◆ **What you will do**: In full and without deviation, write out the entries that follow.
━━ Information provided ━━
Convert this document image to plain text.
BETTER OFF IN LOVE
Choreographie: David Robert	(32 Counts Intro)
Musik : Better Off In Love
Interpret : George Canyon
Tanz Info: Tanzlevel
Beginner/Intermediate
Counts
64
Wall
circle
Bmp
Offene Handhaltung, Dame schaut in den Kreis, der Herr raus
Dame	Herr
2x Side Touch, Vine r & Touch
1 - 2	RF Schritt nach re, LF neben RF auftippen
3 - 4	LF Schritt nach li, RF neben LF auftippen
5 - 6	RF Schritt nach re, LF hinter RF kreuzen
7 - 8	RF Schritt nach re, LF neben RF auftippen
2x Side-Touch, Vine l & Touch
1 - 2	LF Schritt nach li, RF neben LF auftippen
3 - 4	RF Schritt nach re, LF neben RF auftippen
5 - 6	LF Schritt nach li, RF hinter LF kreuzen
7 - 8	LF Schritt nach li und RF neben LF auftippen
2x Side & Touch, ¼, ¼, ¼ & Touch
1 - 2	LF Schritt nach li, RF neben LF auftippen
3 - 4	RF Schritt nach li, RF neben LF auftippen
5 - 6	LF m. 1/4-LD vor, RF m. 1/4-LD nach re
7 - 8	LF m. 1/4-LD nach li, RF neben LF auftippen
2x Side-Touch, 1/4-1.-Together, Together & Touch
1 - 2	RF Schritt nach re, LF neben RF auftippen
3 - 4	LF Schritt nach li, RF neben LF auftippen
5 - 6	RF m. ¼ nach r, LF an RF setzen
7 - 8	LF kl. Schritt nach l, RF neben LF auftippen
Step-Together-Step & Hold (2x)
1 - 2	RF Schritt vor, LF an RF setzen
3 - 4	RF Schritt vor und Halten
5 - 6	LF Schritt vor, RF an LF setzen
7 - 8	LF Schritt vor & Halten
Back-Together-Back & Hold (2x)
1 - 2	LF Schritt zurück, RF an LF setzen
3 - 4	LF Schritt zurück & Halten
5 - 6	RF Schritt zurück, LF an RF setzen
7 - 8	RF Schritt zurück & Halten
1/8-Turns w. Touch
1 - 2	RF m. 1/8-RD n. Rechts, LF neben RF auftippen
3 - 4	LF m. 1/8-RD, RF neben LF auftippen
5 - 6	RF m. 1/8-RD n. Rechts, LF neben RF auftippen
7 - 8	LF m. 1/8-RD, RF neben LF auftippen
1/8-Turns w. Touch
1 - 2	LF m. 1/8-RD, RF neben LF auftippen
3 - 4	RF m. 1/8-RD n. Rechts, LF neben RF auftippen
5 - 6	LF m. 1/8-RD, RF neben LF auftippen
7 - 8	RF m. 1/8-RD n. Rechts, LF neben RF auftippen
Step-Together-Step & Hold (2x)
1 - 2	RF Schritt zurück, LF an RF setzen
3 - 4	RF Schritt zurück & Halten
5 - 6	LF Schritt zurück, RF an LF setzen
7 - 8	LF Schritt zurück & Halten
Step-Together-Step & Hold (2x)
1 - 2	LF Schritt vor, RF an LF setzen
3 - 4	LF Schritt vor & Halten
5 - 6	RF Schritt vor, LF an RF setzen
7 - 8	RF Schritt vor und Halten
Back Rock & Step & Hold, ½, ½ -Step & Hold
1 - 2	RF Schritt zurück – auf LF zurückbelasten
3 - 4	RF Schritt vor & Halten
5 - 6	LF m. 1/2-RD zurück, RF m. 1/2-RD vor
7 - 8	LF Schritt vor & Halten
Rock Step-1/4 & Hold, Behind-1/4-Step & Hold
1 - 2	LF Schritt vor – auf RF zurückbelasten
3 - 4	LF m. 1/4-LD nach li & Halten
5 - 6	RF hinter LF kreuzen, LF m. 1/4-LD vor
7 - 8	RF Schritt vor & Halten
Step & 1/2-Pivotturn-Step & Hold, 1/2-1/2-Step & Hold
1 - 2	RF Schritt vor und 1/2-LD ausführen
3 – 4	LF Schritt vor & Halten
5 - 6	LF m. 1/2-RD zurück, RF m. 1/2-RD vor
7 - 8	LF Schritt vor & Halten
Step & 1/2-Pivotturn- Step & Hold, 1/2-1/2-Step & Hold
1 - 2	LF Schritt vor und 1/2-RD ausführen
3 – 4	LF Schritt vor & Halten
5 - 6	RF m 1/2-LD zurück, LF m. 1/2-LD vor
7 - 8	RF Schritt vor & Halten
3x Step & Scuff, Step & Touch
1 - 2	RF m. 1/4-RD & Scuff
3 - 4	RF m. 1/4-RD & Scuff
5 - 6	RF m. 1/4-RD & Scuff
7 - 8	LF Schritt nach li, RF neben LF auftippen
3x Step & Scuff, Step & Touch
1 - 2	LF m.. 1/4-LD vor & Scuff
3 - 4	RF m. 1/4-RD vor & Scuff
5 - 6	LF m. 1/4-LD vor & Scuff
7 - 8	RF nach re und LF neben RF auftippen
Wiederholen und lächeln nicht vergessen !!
━━━
◆ **In response**:
Convert this document image to plain text.
BETTER OFF IN LOVE
Choreographie: David Robert	(32 Counts Intro)
Musik : Better Off In Love
Interpret : George Canyon
Tanz Info: Tanzlevel
Beginner/Intermediate
Counts
64
Wall
circle
Bmp
Offene Handhaltung, Dame schaut in den Kreis, der Herr raus
Dame	Herr
2x Side Touch, Vine r & Touch
1 - 2	RF Schritt nach re, LF neben RF auftippen
3 - 4	LF Schritt nach li, RF neben LF auftippen
5 - 6	RF Schritt nach re, LF hinter RF kreuzen
7 - 8	RF Schritt nach re, LF neben RF auftippen
2x Side-Touch, Vine l & Touch
1 - 2	LF Schritt nach li, RF neben LF auftippen
3 - 4	RF Schritt nach re, LF neben RF auftippen
5 - 6	LF Schritt nach li, RF hinter LF kreuzen
7 - 8	LF Schritt nach li und RF neben LF auftippen
2x Side & Touch, ¼, ¼, ¼ & Touch
1 - 2	LF Schritt nach li, RF neben LF auftippen
3 - 4	RF Schritt nach li, RF neben LF auftippen
5 - 6	LF m. 1/4-LD vor, RF m. 1/4-LD nach re
7 - 8	LF m. 1/4-LD nach li, RF neben LF auftippen
2x Side-Touch, 1/4-1.-Together, Together & Touch
1 - 2	RF Schritt nach re, LF neben RF auftippen
3 - 4	LF Schritt nach li, RF neben LF auftippen
5 - 6	RF m. ¼ nach r, LF an RF setzen
7 - 8	LF kl. Schritt nach l, RF neben LF auftippen
Step-Together-Step & Hold (2x)
1 - 2	RF Schritt vor, LF an RF setzen
3 - 4	RF Schritt vor und Halten
5 - 6	LF Schritt vor, RF an LF setzen
7 - 8	LF Schritt vor & Halten
Back-Together-Back & Hold (2x)
1 - 2	LF Schritt zurück, RF an LF setzen
3 - 4	LF Schritt zurück & Halten
5 - 6	RF Schritt zurück, LF an RF setzen
7 - 8	RF Schritt zurück & Halten
1/8-Turns w. Touch
1 - 2	RF m. 1/8-RD n. Rechts, LF neben RF auftippen
3 - 4	LF m. 1/8-RD, RF neben LF auftippen
5 - 6	RF m. 1/8-RD n. Rechts, LF neben RF auftippen
7 - 8	LF m. 1/8-RD, RF neben LF auftippen
1/8-Turns w. Touch
1 - 2	LF m. 1/8-RD, RF neben LF auftippen
3 - 4	RF m. 1/8-RD n. Rechts, LF neben RF auftippen
5 - 6	LF m. 1/8-RD, RF neben LF auftippen
7 - 8	RF m. 1/8-RD n. Rechts, LF neben RF auftippen
Step-Together-Step & Hold (2x)
1 - 2	RF Schritt zurück, LF an RF setzen
3 - 4	RF Schritt zurück & Halten
5 - 6	LF Schritt zurück, RF an LF setzen
7 - 8	LF Schritt zurück & Halten
Step-Together-Step & Hold (2x)
1 - 2	LF Schritt vor, RF an LF setzen
3 - 4	LF Schritt vor & Halten
5 - 6	RF Schritt vor, LF an RF setzen
7 - 8	RF Schritt vor und Halten
Back Rock & Step & Hold, ½, ½ -Step & Hold
1 - 2	RF Schritt zurück – auf LF zurückbelasten
3 - 4	RF Schritt vor & Halten
5 - 6	LF m. 1/2-RD zurück, RF m. 1/2-RD vor
7 - 8	LF Schritt vor & Halten
Rock Step-1/4 & Hold, Behind-1/4-Step & Hold
1 - 2	LF Schritt vor – auf RF zurückbelasten
3 - 4	LF m. 1/4-LD nach li & Halten
5 - 6	RF hinter LF kreuzen, LF m. 1/4-LD vor
7 - 8	RF Schritt vor & Halten
Step & 1/2-Pivotturn-Step & Hold, 1/2-1/2-Step & Hold
1 - 2	RF Schritt vor und 1/2-LD ausführen
3 – 4	LF Schritt vor & Halten
5 - 6	LF m. 1/2-RD zurück, RF m. 1/2-RD vor
7 - 8	LF Schritt vor & Halten
Step & 1/2-Pivotturn- Step & Hold, 1/2-1/2-Step & Hold
1 - 2	LF Schritt vor und 1/2-RD ausführen
3 – 4	LF Schritt vor & Halten
5 - 6	RF m 1/2-LD zurück, LF m. 1/2-LD vor
7 - 8	RF Schritt vor & Halten
3x Step & Scuff, Step & Touch
1 - 2	RF m. 1/4-RD & Scuff
3 - 4	RF m. 1/4-RD & Scuff
5 - 6	RF m. 1/4-RD & Scuff
7 - 8	LF Schritt nach li, RF neben LF auftippen
3x Step & Scuff, Step & Touch
1 - 2	LF m.. 1/4-LD vor & Scuff
3 - 4	RF m. 1/4-RD vor & Scuff
5 - 6	LF m. 1/4-LD vor & Scuff
7 - 8	RF nach re und LF neben RF auftippen
Wiederholen und lächeln nicht vergessen !!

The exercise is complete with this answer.